DATA EXCERPTS:
◆ ◆ ◆ ◆ ◆

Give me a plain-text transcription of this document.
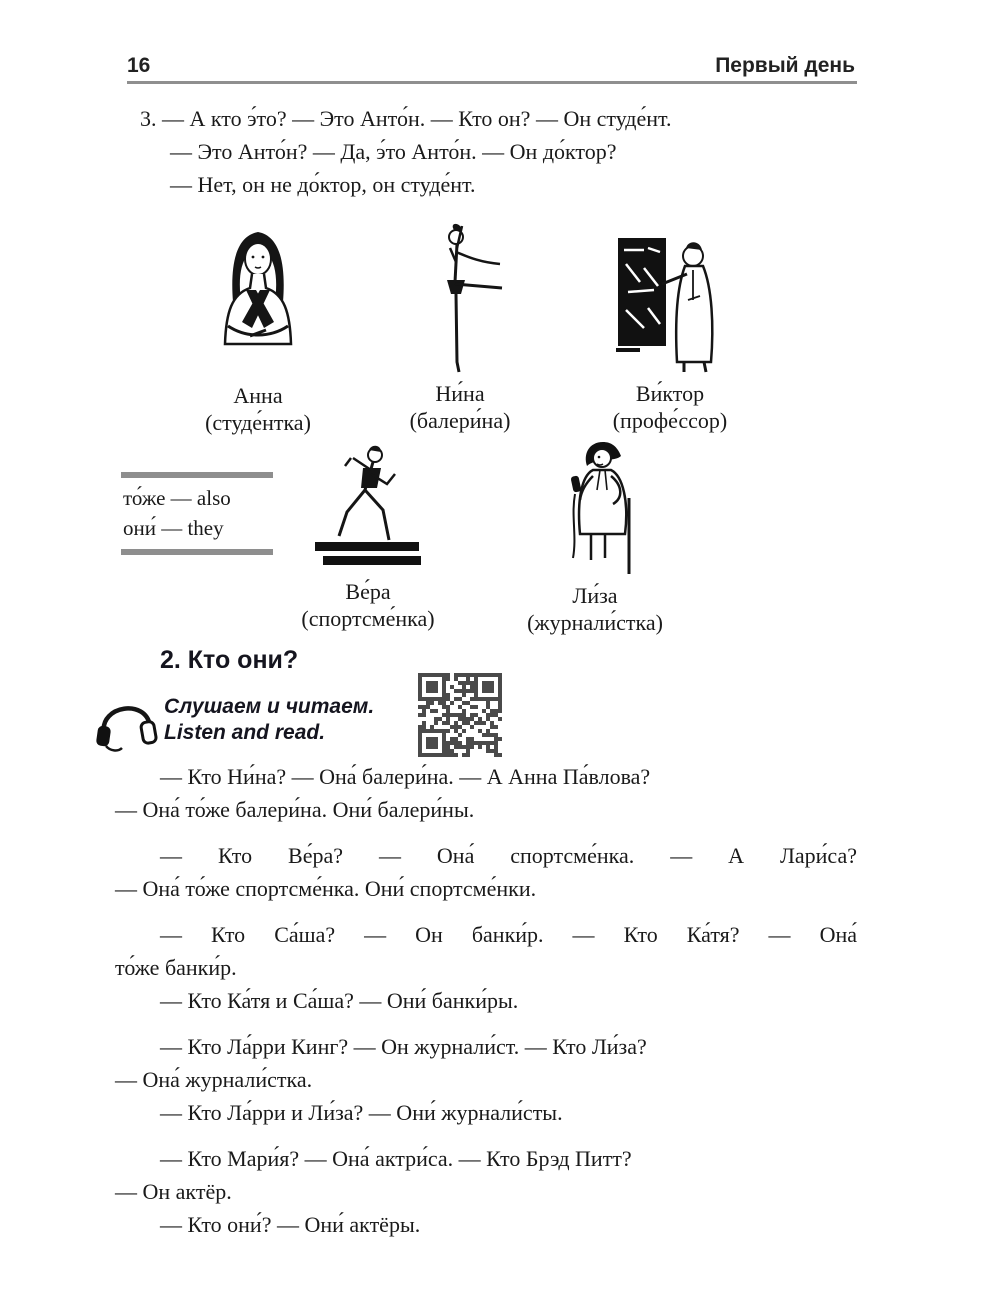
16	Первый день
3. — А кто э́то? — Это Анто́н. — Кто он? — Он студе́нт.
— Это Анто́н? — Да, э́то Анто́н. — Он до́ктор?
— Нет, он не до́ктор, он студе́нт.
Анна
(студе́нтка)
Ни́на
(балери́на)
Ви́ктор
(профе́ссор)
то́же — also
они́ — they
Ве́ра
(спортсме́нка)
Ли́за
(журнали́стка)
2. Кто они?
Слушаем и читаем.
Listen and read.
— Кто Ни́на? — Она́ балери́на. — А Анна Па́влова?
— Она́ то́же балери́на. Они́ балери́ны.
— Кто Ве́ра? — Она́ спортсме́нка. — А Лари́са?
— Она́ то́же спортсме́нка. Они́ спортсме́нки.
— Кто Са́ша? — Он банки́р. — Кто Ка́тя? — Она́
то́же банки́р.
— Кто Ка́тя и Са́ша? — Они́ банки́ры.
— Кто Ла́рри Кинг? — Он журнали́ст. — Кто Ли́за?
— Она́ журнали́стка.
— Кто Ла́рри и Ли́за? — Они́ журнали́сты.
— Кто Мари́я? — Она́ актри́са. — Кто Брэд Питт?
— Он актёр.
— Кто они́? — Они́ актёры.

◆ ◆ ◆ ◆ ◆

TASK BRIEF:
Report every line containing the word "спортсме" from the listing above.

THE ANSWER:
(спортсме́нка)
— Кто Ве́ра? — Она́ спортсме́нка. — А Лари́са?
— Она́ то́же спортсме́нка. Они́ спортсме́нки.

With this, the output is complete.